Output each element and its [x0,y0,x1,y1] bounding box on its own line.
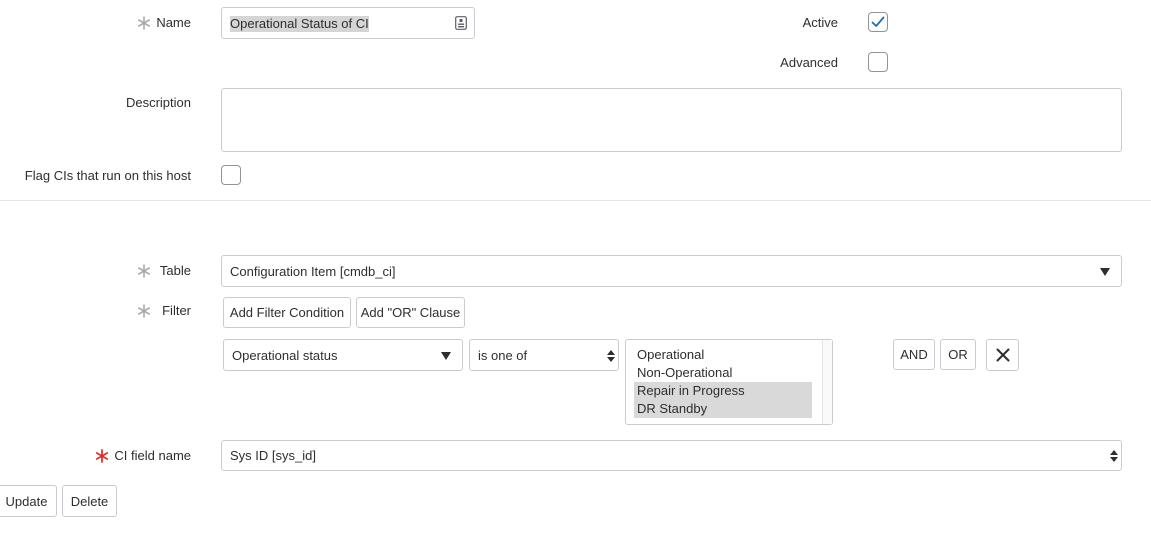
add-filter-condition-button[interactable]: Add Filter Condition [223,297,351,328]
advanced-checkbox[interactable] [868,52,888,72]
update-button[interactable]: Update [0,485,57,517]
list-option-non-operational[interactable]: Non-Operational [634,364,812,382]
add-or-clause-button[interactable]: Add "OR" Clause [356,297,465,328]
table-select[interactable]: Configuration Item [cmdb_ci] [221,255,1122,287]
filter-field-select[interactable]: Operational status [223,339,463,371]
or-condition-button[interactable]: OR [940,339,976,370]
list-option-repair-in-progress[interactable]: Repair in Progress [634,382,812,400]
chevron-down-icon [1100,268,1110,276]
list-option-dr-standby[interactable]: DR Standby [634,400,812,418]
sort-arrows-icon [1110,450,1118,462]
section-divider [0,200,1151,201]
field-dictionary-icon[interactable] [455,16,467,30]
name-label: Name [156,15,191,30]
table-label: Table [159,263,191,278]
ci-field-name-value: Sys ID [sys_id] [230,448,316,463]
filter-field-value: Operational status [232,348,338,363]
delete-button[interactable]: Delete [62,485,117,517]
list-option-operational[interactable]: Operational [634,346,812,364]
remove-condition-button[interactable] [986,339,1019,371]
active-label: Active [802,15,838,30]
filter-operator-select[interactable]: is one of [469,339,619,371]
chevron-down-icon [441,352,451,360]
flag-cis-label: Flag CIs that run on this host [24,168,191,183]
ci-field-name-label: CI field name [114,448,191,463]
description-label: Description [125,95,191,110]
filter-operator-value: is one of [478,348,528,363]
and-condition-button[interactable]: AND [893,339,935,370]
name-value: Operational Status of CI [230,16,369,32]
active-checkbox[interactable] [868,12,888,32]
close-icon [996,348,1009,362]
name-field[interactable]: Operational Status of CI [221,7,475,39]
description-textarea[interactable] [221,88,1122,152]
checkmark-icon [871,16,885,27]
ci-field-name-select[interactable]: Sys ID [sys_id] [221,440,1122,471]
filter-values-listbox[interactable]: Operational Non-Operational Repair in Pr… [625,339,833,425]
sort-arrows-icon [607,350,615,362]
table-value: Configuration Item [cmdb_ci] [230,264,396,279]
advanced-label: Advanced [780,55,838,70]
filter-label: Filter [162,303,191,318]
flag-cis-checkbox[interactable] [221,165,241,185]
mandatory-indicator-icon [95,449,109,463]
listbox-scrollbar[interactable] [822,340,832,424]
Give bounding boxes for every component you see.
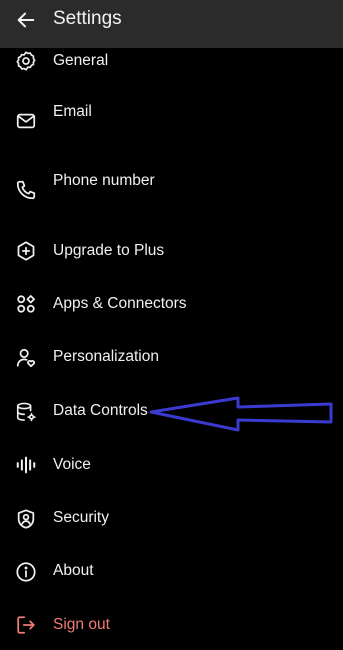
page-title: Settings (53, 8, 122, 29)
person-heart-icon (14, 346, 38, 370)
menu-item-label: Phone number (53, 172, 155, 189)
menu-item-label: Voice (53, 456, 91, 473)
menu-item-label: General (53, 52, 109, 69)
waveform-icon (14, 453, 38, 477)
back-button[interactable] (10, 6, 42, 34)
database-gear-icon (14, 400, 38, 424)
plus-badge-icon (14, 239, 38, 263)
menu-item-data-controls[interactable]: Data Controls (0, 391, 343, 431)
mail-icon (14, 109, 38, 133)
menu-item-general[interactable]: General (0, 41, 343, 81)
menu-item-security[interactable]: Security (0, 498, 343, 538)
apps-icon (14, 292, 38, 316)
sign-out-icon (14, 613, 38, 637)
menu-item-upgrade-to-plus[interactable]: Upgrade to Plus (0, 231, 343, 271)
menu-item-label: Personalization (53, 348, 159, 365)
menu-item-label: Security (53, 509, 109, 526)
menu-item-label: Data Controls (53, 402, 148, 419)
phone-icon (14, 178, 38, 202)
menu-item-label: Upgrade to Plus (53, 242, 165, 259)
menu-item-label: Email (53, 103, 92, 120)
menu-item-sign-out[interactable]: Sign out (0, 605, 343, 645)
info-icon (14, 560, 38, 584)
menu-item-apps-connectors[interactable]: Apps & Connectors (0, 284, 343, 324)
menu-item-label: Apps & Connectors (53, 295, 187, 312)
menu-item-about[interactable]: About (0, 551, 343, 591)
menu-item-voice[interactable]: Voice (0, 445, 343, 485)
menu-item-label: Sign out (53, 616, 110, 633)
menu-item-phone-number[interactable]: Phone number (0, 166, 343, 206)
menu-item-label: About (53, 562, 94, 579)
menu-item-personalization[interactable]: Personalization (0, 337, 343, 377)
shield-user-icon (14, 507, 38, 531)
menu-item-email[interactable]: Email (0, 96, 343, 136)
gear-icon (14, 49, 38, 73)
arrow-left-icon (15, 9, 37, 31)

(Given problem)
Transcribe the listing lines from the line with "add-filter-condition-button[interactable]: Add Filter" to the line with "field-dictionary-icon[interactable] [455,16,467,30]", both included, reproducing each one character for character.

(Exercise output)
add-filter-condition-button[interactable]: Add Filter Condition [223,297,351,328]
advanced-checkbox[interactable] [868,52,888,72]
update-button[interactable]: Update [0,485,57,517]
list-option-non-operational[interactable]: Non-Operational [634,364,812,382]
add-or-clause-button[interactable]: Add "OR" Clause [356,297,465,328]
table-select[interactable]: Configuration Item [cmdb_ci] [221,255,1122,287]
filter-field-select[interactable]: Operational status [223,339,463,371]
or-condition-button[interactable]: OR [940,339,976,370]
list-option-repair-in-progress[interactable]: Repair in Progress [634,382,812,400]
chevron-down-icon [1100,268,1110,276]
list-option-dr-standby[interactable]: DR Standby [634,400,812,418]
sort-arrows-icon [1110,450,1118,462]
section-divider [0,200,1151,201]
field-dictionary-icon[interactable] [455,16,467,30]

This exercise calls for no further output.